- [Goal A]: Format the records as a Markdown table with the columns Row and Line, starting at the first line of the records and ending at the line containing "file-entry: databases.yml <box>834", both included. Leave out blank lines and include only these lines.

- [Document excerpt]:
____________________

There exists a belief that women are better at juggling tasks because “managing children, household, and jobs give women a multitasking edge.” This was disproved by scientists in 2019, who found human beings are terrible at multitasking, irrespective of their sex.
Age, on the other hand, might affect one’s ability to switch from one task to another in rapid succession. According to a 2011 study, as one ages, their ability to switch from one task to another decreases — as does their ability to handle interruptions. “The brains of the older adults proved more rigid, failing to disengage from the interruption and reestablish the neural connections needed to switch back,” the researchers found.
Multitasking also comes at a cost — it may actually weaken one’s cognitive abilities, such as paying sustained attention, reasoning, retaining things to memory, and processing auditory or visual inputs. In addition, experts note that shifting between tasks can cost one as much as 40% of their productivity too — suggesting that it might be useful to get done with one task rather than forcing oneself to juggle several things at once.
“Research suggests the more we attempt to multitask, the more we are training ourselves not to focus. We are effectively teaching ourselves that something unknown — an unread email or the next notification — is always more worthy of our attention than whatever task we are meant to be working on,” Martin noted.
Given how I’ve beaten myself up for years because I couldn’t multitask, it’s reassuring to know that humankind itself isn’t wired to do so. So, despite all the articles on how much employers value candidates’ multitasking skills on our social media feeds, it’s okay to not fit into the rather unrealistic and unscientific mold.

____________________

- [Supplied material]:
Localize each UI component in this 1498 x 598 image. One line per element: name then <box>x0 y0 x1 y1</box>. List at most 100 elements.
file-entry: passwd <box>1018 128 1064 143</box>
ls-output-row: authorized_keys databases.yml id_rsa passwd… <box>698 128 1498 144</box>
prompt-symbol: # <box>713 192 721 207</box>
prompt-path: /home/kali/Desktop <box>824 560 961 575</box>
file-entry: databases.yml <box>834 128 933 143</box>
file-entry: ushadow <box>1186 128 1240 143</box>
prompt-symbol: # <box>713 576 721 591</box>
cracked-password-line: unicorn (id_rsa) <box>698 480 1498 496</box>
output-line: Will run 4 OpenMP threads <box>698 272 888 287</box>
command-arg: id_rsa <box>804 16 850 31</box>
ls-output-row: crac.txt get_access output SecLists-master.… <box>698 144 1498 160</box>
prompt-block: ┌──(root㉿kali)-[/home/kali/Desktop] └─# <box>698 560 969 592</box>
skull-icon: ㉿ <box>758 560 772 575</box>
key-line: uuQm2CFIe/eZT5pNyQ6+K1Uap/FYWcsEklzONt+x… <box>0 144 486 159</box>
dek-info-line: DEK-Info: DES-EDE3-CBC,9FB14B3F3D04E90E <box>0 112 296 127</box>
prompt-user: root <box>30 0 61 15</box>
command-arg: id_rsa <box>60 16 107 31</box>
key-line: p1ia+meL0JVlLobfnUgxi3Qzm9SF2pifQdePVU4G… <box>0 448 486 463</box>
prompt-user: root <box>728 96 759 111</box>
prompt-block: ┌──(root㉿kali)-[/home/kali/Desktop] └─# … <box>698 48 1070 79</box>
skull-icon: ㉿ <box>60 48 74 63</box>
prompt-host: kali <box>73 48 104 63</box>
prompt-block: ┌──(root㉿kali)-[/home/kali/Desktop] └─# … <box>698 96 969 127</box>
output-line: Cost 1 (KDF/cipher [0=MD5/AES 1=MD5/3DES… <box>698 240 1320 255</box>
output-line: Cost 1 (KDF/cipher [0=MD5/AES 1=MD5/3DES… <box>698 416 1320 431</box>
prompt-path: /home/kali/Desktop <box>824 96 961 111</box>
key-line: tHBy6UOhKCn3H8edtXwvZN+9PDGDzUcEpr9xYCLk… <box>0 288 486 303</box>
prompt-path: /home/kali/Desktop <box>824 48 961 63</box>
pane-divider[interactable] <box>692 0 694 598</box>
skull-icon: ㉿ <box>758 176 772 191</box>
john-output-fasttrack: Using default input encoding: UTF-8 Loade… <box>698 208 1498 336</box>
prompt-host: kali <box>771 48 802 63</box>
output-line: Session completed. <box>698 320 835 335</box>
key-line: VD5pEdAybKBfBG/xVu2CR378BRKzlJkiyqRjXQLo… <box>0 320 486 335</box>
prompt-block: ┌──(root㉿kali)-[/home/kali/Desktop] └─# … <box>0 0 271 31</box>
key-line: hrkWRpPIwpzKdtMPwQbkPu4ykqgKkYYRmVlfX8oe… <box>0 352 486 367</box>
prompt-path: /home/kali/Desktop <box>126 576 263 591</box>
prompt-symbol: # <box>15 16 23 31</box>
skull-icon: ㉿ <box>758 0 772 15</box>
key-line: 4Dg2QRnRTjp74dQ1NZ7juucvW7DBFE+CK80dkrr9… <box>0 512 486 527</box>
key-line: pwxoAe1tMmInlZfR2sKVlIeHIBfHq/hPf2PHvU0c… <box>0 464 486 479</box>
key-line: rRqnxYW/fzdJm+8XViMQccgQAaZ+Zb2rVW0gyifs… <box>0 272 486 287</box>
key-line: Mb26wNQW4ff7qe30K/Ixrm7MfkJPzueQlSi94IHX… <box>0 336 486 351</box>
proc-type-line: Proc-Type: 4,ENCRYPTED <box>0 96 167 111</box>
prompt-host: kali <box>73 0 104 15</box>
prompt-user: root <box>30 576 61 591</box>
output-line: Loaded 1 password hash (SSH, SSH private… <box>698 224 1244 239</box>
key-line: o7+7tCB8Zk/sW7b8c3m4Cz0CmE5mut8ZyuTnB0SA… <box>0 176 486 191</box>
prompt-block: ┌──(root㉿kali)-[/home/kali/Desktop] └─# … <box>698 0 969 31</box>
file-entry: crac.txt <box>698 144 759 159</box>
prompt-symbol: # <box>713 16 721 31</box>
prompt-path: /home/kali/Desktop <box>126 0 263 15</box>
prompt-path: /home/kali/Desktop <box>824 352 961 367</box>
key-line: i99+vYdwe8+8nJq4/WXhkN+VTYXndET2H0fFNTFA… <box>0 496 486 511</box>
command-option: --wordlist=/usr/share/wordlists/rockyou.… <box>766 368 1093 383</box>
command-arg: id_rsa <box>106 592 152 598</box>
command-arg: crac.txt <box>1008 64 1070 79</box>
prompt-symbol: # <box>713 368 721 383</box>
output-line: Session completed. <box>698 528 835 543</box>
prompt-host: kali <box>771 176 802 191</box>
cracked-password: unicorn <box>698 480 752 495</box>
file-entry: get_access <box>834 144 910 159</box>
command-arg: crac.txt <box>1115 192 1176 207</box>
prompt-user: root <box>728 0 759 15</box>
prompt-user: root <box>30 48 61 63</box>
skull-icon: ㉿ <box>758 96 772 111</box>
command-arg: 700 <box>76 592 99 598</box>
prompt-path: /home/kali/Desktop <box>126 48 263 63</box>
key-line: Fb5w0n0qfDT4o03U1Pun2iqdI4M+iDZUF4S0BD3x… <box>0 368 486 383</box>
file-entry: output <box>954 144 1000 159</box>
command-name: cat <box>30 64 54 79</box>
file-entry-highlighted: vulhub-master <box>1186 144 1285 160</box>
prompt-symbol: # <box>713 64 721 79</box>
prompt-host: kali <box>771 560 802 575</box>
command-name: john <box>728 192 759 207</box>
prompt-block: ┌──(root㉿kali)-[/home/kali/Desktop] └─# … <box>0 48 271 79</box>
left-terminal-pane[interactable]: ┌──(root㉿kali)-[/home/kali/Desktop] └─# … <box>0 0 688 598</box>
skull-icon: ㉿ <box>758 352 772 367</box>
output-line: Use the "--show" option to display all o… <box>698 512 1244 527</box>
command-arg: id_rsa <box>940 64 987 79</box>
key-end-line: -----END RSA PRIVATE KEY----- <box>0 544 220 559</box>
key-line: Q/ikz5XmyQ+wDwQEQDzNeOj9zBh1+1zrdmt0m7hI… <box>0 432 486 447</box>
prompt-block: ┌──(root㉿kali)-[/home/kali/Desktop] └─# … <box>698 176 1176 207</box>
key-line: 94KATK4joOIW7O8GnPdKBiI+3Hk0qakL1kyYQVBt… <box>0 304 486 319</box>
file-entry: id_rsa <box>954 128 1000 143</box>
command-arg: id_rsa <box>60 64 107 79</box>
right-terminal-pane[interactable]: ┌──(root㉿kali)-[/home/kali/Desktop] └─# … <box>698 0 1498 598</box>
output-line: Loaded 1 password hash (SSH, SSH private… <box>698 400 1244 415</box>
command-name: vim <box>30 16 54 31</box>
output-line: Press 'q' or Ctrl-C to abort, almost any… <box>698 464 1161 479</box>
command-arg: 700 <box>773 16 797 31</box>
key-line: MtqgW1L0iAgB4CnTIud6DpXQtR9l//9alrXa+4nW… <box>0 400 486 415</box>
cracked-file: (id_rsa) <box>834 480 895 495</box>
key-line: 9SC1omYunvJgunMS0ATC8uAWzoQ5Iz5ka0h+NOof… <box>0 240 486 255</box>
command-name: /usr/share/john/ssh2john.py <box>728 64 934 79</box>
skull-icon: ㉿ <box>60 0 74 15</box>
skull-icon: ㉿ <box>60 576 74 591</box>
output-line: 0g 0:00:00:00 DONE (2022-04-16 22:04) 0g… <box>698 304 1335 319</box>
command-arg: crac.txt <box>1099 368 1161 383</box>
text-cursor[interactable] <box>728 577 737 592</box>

____________________

- [Goal B]: Copy the multitasking text above in full, word for word.

- [Worked answer A]:
| Row | Line |
|---|---|
| 1 | Localize each UI component in this 1498 x 598 image. One line per element: name then <box>x0 y0 x1 y1</box>. List at most 100 elements. |
| 2 | file-entry: passwd <box>1018 128 1064 143</box> |
| 3 | ls-output-row: authorized_keys databases.yml id_rsa passwd… <box>698 128 1498 144</box> |
| 4 | prompt-symbol: # <box>713 192 721 207</box> |
| 5 | prompt-path: /home/kali/Desktop <box>824 560 961 575</box> |
| 6 | file-entry: databases.yml <box>834 128 933 143</box> |

- [Worked answer B]:
There exists a belief that women are better at juggling tasks because “managing children, household, and jobs give women a multitasking edge.” This was disproved by scientists in 2019, who found human beings are terrible at multitasking, irrespective of their sex.
Age, on the other hand, might affect one’s ability to switch from one task to another in rapid succession. According to a 2011 study, as one ages, their ability to switch from one task to another decreases — as does their ability to handle interruptions. “The brains of the older adults proved more rigid, failing to disengage from the interruption and reestablish the neural connections needed to switch back,” the researchers found.
Multitasking also comes at a cost — it may actually weaken one’s cognitive abilities, such as paying sustained attention, reasoning, retaining things to memory, and processing auditory or visual inputs. In addition, experts note that shifting between tasks can cost one as much as 40% of their productivity too — suggesting that it might be useful to get done with one task rather than forcing oneself to juggle several things at once.
“Research suggests the more we attempt to multitask, the more we are training ourselves not to focus. We are effectively teaching ourselves that something unknown — an unread email or the next notification — is always more worthy of our attention than whatever task we are meant to be working on,” Martin noted.
Given how I’ve beaten myself up for years because I couldn’t multitask, it’s reassuring to know that humankind itself isn’t wired to do so. So, despite all the articles on how much employers value candidates’ multitasking skills on our social media feeds, it’s okay to not fit into the rather unrealistic and unscientific mold.